*Stated exercise*.
Which lines hold the word "image"? Copy each of them.

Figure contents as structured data
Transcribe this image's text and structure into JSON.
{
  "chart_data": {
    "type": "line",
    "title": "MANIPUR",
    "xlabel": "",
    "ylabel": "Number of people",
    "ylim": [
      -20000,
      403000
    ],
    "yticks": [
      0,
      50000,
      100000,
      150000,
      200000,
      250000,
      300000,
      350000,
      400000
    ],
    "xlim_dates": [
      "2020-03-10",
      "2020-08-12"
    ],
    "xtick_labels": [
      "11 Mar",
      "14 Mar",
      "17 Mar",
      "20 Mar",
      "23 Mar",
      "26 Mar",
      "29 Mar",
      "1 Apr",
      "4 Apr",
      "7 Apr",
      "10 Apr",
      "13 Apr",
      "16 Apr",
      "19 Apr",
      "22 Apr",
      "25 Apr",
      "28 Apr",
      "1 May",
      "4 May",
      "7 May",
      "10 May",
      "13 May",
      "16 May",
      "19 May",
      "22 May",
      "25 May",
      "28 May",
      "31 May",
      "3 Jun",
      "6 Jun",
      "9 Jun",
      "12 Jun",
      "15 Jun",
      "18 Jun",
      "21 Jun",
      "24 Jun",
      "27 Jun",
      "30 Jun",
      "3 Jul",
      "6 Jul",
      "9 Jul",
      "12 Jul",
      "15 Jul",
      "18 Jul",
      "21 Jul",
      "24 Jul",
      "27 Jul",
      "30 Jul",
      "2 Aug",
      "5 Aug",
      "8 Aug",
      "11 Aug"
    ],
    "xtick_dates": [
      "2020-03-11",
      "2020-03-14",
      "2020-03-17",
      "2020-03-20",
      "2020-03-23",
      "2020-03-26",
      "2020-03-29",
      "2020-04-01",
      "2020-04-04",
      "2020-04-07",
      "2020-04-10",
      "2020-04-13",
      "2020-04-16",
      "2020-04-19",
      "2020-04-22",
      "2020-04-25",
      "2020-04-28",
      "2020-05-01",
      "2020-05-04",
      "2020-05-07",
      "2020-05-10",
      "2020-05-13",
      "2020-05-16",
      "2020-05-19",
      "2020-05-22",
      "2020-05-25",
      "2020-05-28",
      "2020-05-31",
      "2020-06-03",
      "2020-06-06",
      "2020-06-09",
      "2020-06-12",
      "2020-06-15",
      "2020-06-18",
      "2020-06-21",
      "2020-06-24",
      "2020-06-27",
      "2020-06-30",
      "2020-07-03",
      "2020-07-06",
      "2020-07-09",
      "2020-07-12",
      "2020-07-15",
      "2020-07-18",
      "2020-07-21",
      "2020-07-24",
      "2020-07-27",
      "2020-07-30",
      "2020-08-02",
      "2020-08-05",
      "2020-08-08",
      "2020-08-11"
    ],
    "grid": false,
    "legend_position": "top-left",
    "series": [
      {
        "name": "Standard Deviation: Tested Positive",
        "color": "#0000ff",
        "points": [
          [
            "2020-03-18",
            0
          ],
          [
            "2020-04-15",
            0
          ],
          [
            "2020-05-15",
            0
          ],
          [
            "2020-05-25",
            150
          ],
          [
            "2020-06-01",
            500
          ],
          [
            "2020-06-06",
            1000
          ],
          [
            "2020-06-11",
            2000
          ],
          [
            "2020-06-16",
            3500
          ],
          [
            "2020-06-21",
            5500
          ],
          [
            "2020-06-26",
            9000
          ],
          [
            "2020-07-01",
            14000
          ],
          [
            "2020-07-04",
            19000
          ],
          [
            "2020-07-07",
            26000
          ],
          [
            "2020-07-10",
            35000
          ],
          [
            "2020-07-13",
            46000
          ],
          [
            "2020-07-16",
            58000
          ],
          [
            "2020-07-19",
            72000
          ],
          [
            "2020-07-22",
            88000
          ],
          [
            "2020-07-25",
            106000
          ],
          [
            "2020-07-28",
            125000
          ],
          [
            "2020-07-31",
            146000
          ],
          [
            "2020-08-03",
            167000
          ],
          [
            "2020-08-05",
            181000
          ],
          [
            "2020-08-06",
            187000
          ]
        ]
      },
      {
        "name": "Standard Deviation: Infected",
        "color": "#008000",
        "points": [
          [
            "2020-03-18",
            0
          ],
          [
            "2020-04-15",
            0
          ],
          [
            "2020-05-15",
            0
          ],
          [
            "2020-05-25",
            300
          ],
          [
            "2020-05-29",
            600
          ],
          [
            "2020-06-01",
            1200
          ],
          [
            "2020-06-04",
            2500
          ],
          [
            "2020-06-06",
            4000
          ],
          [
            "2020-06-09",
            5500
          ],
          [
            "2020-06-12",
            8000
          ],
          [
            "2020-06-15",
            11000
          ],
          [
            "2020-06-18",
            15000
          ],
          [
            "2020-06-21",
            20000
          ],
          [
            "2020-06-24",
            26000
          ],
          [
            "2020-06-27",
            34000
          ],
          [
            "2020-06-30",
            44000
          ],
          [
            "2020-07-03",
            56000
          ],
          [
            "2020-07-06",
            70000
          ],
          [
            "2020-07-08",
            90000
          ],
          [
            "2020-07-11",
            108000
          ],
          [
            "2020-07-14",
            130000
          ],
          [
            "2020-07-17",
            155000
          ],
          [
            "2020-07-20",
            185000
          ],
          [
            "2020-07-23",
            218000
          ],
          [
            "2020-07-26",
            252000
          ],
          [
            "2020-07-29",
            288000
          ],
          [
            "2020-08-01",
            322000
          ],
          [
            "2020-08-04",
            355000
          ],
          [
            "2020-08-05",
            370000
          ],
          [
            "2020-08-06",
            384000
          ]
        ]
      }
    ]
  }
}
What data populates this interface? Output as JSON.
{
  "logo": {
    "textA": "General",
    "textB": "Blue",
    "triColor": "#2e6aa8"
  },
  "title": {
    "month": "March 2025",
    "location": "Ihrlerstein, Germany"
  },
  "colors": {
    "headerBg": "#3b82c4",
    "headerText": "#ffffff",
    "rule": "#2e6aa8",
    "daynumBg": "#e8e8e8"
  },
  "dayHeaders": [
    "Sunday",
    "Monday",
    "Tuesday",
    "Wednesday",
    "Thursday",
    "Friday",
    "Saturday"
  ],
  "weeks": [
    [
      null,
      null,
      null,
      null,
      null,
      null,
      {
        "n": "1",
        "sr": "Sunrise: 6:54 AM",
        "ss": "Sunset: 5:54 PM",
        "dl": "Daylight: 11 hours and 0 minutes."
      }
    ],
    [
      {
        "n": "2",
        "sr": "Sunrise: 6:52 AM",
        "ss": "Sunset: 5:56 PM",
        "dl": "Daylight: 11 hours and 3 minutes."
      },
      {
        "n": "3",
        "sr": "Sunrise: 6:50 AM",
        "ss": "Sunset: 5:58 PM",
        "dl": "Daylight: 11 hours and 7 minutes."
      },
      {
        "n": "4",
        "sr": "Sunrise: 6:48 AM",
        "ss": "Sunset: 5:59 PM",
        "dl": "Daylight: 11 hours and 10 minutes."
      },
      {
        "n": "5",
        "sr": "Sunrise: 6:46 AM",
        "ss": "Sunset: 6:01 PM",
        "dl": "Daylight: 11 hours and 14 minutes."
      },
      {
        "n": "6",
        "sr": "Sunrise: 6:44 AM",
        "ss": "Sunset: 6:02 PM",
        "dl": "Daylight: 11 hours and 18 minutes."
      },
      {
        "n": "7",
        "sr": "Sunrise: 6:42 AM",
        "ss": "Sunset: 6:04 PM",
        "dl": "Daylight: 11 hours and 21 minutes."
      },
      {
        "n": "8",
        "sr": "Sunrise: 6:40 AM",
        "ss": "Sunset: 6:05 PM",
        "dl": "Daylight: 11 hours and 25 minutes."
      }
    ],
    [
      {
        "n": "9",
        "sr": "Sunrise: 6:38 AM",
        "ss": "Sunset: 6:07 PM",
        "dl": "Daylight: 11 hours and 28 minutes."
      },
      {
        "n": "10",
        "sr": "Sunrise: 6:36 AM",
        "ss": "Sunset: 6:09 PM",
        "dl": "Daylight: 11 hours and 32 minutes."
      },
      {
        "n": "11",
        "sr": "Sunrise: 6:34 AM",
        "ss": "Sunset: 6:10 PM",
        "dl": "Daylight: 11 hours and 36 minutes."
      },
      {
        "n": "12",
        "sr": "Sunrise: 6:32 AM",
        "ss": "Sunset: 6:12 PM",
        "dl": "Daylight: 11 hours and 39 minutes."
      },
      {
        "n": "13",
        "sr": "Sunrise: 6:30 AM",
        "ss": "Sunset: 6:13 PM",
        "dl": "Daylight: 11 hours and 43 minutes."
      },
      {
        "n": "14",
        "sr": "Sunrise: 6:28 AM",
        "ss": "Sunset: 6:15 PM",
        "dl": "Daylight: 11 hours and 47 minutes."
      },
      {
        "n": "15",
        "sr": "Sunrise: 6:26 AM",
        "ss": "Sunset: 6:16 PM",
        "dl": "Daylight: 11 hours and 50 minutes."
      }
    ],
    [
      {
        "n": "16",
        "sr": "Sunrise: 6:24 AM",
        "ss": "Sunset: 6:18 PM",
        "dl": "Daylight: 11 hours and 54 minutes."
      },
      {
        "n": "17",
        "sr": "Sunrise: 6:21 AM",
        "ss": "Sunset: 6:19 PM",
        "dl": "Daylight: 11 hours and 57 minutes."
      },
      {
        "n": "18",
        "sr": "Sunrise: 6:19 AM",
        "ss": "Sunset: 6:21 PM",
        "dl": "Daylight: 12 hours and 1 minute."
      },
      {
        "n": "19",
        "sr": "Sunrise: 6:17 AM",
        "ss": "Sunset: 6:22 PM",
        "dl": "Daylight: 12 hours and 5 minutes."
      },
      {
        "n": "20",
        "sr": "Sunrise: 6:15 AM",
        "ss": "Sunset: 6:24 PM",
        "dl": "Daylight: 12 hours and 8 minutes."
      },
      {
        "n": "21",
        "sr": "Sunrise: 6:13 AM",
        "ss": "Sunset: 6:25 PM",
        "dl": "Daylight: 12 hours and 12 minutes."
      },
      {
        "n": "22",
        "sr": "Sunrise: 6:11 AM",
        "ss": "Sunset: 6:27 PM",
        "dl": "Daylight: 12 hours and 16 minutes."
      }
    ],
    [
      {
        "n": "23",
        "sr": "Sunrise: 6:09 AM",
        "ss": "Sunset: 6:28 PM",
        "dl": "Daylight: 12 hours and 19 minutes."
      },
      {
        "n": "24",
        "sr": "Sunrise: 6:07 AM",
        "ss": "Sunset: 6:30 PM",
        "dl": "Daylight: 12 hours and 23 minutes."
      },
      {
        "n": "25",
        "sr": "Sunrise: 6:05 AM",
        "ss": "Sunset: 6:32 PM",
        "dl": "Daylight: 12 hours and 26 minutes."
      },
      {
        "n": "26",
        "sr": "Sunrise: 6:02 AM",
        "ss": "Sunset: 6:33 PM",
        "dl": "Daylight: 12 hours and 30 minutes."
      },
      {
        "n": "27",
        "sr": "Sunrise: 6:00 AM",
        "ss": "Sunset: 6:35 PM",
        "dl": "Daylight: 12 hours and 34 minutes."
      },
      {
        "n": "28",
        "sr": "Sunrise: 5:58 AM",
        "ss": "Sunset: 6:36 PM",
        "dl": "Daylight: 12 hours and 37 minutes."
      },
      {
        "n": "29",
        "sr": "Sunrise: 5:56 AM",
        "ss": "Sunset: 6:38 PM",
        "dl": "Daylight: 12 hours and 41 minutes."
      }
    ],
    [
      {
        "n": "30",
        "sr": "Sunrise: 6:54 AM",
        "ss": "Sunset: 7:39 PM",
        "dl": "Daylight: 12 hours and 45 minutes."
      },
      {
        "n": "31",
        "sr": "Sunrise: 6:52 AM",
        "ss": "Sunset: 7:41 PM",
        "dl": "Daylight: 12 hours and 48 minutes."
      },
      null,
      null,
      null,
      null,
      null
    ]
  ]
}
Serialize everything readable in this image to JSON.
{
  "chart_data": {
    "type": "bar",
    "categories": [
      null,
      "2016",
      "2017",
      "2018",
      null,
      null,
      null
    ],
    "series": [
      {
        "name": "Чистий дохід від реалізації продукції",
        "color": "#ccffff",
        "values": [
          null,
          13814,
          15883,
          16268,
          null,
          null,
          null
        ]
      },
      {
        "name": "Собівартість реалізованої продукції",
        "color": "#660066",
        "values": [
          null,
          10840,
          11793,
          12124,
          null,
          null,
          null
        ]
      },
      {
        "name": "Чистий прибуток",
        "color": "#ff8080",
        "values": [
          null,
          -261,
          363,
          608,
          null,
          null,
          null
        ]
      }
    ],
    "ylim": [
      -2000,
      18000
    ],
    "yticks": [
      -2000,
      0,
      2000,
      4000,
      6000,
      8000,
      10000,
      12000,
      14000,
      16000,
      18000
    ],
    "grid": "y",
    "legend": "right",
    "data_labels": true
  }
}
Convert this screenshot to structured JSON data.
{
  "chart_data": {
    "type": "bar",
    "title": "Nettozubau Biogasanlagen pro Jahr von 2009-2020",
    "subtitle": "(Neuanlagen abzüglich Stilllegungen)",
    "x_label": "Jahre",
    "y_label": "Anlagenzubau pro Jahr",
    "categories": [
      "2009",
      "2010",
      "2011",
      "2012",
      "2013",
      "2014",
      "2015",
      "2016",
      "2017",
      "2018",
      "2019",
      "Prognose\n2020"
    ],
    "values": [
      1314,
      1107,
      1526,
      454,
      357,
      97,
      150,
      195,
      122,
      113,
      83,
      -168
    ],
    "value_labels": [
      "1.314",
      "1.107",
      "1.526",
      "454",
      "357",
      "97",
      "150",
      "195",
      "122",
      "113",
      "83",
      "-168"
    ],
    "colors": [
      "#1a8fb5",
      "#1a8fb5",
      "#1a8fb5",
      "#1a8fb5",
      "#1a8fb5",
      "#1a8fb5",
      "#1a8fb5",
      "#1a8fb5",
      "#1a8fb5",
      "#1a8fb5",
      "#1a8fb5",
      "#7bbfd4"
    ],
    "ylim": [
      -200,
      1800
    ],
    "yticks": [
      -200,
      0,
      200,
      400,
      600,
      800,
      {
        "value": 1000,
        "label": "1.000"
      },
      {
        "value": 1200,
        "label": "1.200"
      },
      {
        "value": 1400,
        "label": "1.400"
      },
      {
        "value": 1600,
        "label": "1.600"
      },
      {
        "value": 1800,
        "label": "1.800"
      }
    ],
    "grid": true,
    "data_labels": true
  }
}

*Correct answer*.
Transcribe this image's text and structure into JSON.
Serialize everything readable in this image to JSON.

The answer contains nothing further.